- [Aim]
Keep the pictures out of the copy and repeat the records exactly.

---+---

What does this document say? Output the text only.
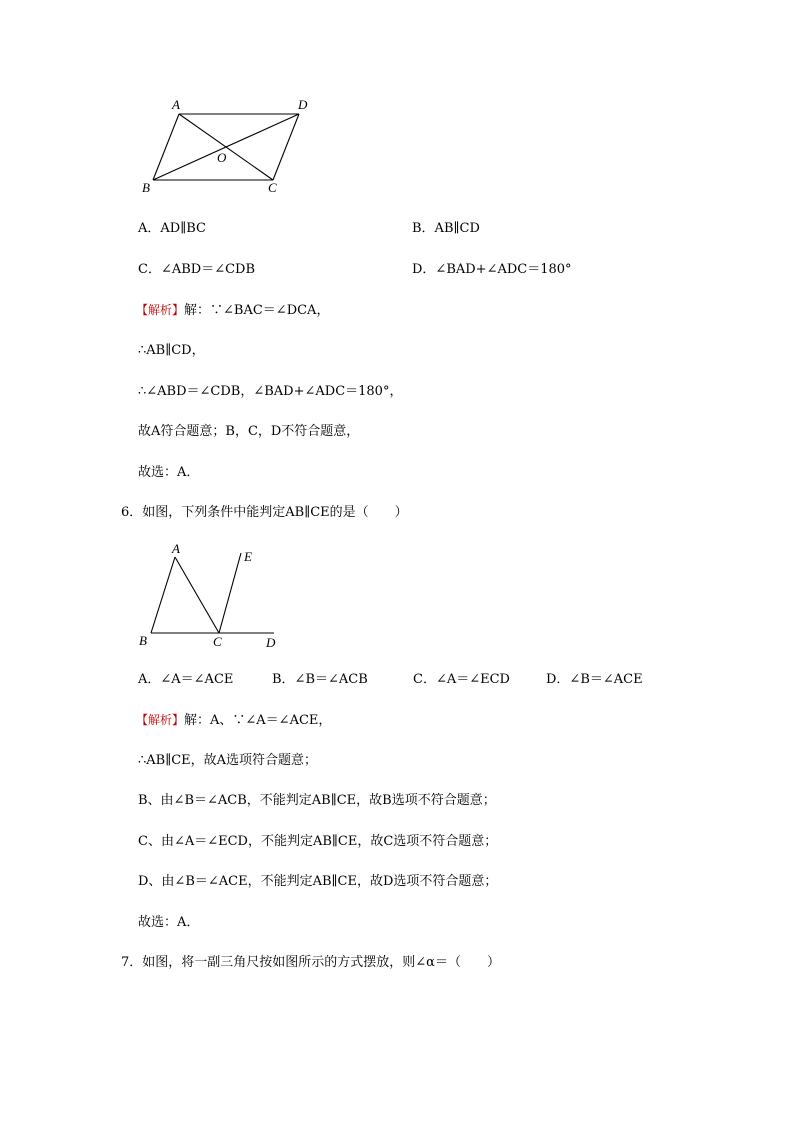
A	D
O
B	C
A．AD∥BC	B．AB∥CD
C．∠ABD＝∠CDB	D．∠BAD+∠ADC＝180°
【解析】解：∵∠BAC＝∠DCA，
∴AB∥CD，
∴∠ABD＝∠CDB，∠BAD+∠ADC＝180°，
故A符合题意；B，C，D不符合题意，
故选：A．
6．如图，下列条件中能判定AB∥CE的是（　　）
A
E
B	C	D
A．∠A＝∠ACE	B．∠B＝∠ACB	C．∠A＝∠ECD	D．∠B＝∠ACE
【解析】解：A、∵∠A＝∠ACE，
∴AB∥CE，故A选项符合题意；
B、由∠B＝∠ACB，不能判定AB∥CE，故B选项不符合题意；
C、由∠A＝∠ECD，不能判定AB∥CE，故C选项不符合题意；
D、由∠B＝∠ACE，不能判定AB∥CE，故D选项不符合题意；
故选：A．
7．如图，将一副三角尺按如图所示的方式摆放，则∠α＝（　　）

---+---

- [Exercise result]
What does this document say? Output the text only.
A	D
O
B	C
A．AD∥BC	B．AB∥CD
C．∠ABD＝∠CDB	D．∠BAD+∠ADC＝180°
【解析】解：∵∠BAC＝∠DCA，
∴AB∥CD，
∴∠ABD＝∠CDB，∠BAD+∠ADC＝180°，
故A符合题意；B，C，D不符合题意，
故选：A．
6．如图，下列条件中能判定AB∥CE的是（　　）
A
E
B	C	D
A．∠A＝∠ACE	B．∠B＝∠ACB	C．∠A＝∠ECD	D．∠B＝∠ACE
【解析】解：A、∵∠A＝∠ACE，
∴AB∥CE，故A选项符合题意；
B、由∠B＝∠ACB，不能判定AB∥CE，故B选项不符合题意；
C、由∠A＝∠ECD，不能判定AB∥CE，故C选项不符合题意；
D、由∠B＝∠ACE，不能判定AB∥CE，故D选项不符合题意；
故选：A．
7．如图，将一副三角尺按如图所示的方式摆放，则∠α＝（　　）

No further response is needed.